MATERIAL TO PROCESS:
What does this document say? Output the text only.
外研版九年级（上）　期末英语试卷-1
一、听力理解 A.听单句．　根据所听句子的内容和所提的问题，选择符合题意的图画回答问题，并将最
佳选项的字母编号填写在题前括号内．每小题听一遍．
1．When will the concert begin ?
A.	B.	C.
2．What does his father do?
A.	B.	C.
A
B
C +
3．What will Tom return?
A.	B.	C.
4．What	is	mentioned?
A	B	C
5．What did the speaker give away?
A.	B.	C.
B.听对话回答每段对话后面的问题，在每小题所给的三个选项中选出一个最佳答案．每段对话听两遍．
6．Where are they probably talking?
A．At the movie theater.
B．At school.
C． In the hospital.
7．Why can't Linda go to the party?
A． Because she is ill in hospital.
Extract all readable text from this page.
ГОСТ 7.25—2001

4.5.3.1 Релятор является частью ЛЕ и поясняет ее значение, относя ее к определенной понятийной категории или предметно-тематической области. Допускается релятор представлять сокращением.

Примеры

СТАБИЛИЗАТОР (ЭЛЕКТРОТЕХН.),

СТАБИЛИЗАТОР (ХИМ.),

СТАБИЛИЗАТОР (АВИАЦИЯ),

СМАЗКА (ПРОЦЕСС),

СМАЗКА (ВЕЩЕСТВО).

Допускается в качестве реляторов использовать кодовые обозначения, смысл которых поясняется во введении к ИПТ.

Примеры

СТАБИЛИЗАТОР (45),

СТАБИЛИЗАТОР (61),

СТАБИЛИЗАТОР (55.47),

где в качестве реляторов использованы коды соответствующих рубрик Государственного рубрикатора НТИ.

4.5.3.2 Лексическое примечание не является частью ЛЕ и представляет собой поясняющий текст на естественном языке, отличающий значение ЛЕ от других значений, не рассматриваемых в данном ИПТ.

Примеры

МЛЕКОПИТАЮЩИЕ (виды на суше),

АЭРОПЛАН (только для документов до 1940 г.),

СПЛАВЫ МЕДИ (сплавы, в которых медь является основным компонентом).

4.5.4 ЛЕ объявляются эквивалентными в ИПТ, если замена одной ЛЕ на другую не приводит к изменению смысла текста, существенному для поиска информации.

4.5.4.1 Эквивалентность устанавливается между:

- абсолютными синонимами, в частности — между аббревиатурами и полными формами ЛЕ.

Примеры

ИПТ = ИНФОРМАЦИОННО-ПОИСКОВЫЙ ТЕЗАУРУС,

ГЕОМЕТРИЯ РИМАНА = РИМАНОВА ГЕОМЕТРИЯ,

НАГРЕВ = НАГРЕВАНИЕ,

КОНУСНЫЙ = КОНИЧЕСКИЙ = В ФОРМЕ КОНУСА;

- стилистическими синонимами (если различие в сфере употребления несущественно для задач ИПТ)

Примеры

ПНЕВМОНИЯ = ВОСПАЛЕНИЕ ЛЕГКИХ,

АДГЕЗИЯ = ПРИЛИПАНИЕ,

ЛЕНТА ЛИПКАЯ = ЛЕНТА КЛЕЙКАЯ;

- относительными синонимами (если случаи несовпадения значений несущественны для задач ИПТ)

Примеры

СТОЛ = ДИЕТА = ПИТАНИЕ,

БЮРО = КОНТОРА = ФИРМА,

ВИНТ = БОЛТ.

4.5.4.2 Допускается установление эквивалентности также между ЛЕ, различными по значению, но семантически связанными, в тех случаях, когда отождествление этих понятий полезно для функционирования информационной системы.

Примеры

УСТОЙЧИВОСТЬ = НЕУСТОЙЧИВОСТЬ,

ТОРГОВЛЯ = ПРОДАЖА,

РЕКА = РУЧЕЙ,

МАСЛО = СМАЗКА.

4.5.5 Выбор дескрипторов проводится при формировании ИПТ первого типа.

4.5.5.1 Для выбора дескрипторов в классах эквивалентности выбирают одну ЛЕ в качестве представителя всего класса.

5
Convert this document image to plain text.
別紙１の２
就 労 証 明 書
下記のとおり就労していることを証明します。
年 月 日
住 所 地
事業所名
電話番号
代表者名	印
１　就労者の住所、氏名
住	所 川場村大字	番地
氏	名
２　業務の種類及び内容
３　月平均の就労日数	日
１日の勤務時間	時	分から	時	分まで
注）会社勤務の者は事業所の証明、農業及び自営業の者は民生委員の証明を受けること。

WORK TO DO:
Using the material above, report each line where "значений" occurs.

TASK RESPONSE:
4.5.3.2 Лексическое примечание не является частью ЛЕ и представляет собой поясняющий текст на естественном языке, отличающий значение ЛЕ от других значений, не рассматриваемых в данном ИПТ.
- относительными синонимами (если случаи несовпадения значений несущественны для задач ИПТ)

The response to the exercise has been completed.